Stored data entries
— start —

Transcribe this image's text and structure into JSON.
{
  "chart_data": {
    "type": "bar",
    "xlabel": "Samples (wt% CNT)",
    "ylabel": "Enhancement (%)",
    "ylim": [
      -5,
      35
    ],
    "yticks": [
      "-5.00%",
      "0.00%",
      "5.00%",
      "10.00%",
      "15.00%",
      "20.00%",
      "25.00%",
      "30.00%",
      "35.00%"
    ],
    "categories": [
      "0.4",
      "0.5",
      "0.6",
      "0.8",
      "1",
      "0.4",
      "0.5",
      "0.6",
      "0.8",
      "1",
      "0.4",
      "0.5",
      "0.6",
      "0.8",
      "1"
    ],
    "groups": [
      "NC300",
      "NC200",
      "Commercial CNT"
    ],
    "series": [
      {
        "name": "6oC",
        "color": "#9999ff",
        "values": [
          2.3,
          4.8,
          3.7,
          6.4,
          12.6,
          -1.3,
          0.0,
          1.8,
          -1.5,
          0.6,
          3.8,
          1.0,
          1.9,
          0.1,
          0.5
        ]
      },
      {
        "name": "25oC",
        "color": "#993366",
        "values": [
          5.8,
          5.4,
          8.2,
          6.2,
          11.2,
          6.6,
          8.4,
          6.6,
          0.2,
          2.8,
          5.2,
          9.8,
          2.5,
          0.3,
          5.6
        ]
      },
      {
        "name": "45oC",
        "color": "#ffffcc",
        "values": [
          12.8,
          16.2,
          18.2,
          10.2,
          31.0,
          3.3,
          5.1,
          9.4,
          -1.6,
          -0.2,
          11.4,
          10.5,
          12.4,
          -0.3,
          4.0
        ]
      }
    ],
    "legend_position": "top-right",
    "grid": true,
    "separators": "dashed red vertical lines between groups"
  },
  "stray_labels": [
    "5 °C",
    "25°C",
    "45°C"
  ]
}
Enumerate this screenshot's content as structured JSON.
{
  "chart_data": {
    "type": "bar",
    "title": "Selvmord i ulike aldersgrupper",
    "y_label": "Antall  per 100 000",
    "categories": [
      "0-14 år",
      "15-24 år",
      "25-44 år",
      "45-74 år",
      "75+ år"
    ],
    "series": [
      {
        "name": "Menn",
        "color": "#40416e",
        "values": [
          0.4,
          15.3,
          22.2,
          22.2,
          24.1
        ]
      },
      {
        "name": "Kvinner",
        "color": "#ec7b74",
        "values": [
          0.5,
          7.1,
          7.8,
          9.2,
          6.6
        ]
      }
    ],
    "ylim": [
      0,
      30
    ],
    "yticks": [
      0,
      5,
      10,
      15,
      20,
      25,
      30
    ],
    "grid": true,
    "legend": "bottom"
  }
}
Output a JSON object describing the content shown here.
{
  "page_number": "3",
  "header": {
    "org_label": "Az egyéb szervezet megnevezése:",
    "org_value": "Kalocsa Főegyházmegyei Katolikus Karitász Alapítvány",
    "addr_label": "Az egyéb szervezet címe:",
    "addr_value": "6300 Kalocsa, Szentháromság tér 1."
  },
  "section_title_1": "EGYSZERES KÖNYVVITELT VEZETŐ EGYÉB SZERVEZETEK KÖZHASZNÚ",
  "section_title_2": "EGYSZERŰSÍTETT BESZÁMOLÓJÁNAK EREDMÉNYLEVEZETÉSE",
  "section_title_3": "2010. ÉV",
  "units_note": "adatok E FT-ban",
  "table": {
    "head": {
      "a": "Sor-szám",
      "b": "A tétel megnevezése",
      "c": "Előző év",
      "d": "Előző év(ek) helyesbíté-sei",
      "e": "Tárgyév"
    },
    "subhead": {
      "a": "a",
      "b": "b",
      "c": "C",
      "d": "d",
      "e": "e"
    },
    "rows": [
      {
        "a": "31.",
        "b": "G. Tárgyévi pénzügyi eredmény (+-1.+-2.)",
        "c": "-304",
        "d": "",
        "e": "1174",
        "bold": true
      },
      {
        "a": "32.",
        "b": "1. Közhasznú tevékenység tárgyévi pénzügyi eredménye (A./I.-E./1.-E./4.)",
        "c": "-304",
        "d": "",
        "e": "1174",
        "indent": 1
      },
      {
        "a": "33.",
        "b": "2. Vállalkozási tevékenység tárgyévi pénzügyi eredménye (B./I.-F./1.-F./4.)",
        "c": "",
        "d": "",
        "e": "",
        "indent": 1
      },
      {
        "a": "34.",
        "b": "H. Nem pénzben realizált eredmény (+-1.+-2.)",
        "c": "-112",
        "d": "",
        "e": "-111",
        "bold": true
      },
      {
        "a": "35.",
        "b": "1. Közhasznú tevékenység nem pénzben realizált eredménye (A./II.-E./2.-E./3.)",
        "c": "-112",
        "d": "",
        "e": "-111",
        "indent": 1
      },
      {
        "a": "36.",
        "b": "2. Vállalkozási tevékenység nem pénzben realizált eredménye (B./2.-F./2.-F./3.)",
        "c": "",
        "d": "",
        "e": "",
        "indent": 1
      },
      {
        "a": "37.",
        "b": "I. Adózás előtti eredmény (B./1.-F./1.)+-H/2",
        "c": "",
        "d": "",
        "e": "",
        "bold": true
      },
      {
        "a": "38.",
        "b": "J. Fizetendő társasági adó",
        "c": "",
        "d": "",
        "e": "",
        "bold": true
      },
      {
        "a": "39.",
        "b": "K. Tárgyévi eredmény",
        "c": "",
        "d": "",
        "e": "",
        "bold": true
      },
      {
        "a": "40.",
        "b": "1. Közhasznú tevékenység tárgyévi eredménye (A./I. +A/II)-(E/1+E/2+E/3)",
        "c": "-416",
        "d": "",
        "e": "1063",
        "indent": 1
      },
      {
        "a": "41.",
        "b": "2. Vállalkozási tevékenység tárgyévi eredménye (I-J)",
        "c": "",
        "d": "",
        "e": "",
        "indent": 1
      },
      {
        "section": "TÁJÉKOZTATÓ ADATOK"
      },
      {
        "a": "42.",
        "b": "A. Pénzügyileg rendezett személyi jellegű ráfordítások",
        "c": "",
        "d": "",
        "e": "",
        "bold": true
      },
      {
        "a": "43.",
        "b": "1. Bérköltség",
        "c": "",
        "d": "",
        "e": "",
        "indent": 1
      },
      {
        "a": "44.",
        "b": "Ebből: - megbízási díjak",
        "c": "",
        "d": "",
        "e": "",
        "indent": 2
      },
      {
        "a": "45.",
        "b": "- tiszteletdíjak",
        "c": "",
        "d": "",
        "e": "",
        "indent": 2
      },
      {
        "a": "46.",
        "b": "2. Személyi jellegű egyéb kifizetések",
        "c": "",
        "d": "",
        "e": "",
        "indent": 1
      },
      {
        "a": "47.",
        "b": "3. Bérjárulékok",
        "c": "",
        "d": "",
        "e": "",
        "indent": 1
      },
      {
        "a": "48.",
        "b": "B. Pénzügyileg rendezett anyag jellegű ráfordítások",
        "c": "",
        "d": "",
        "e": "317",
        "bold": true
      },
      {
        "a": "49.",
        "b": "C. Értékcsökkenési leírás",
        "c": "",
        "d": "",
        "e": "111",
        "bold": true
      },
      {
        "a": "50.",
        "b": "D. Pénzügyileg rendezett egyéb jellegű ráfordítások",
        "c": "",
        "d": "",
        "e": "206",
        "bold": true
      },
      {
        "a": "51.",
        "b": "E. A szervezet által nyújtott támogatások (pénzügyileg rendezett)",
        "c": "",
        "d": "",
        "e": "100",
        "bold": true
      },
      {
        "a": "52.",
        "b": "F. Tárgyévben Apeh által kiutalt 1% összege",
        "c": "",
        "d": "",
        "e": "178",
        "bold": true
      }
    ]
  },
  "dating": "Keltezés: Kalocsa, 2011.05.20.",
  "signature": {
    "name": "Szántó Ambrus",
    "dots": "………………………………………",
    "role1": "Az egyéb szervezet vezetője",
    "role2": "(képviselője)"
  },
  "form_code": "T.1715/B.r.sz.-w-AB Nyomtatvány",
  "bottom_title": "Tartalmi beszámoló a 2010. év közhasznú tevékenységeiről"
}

— end —

**Description of the task**
For each line in the data above that contains the string "megnevezése", extract the line.

**Solution below**
    "org_label": "Az egyéb szervezet megnevezése:",
      "b": "A tétel megnevezése",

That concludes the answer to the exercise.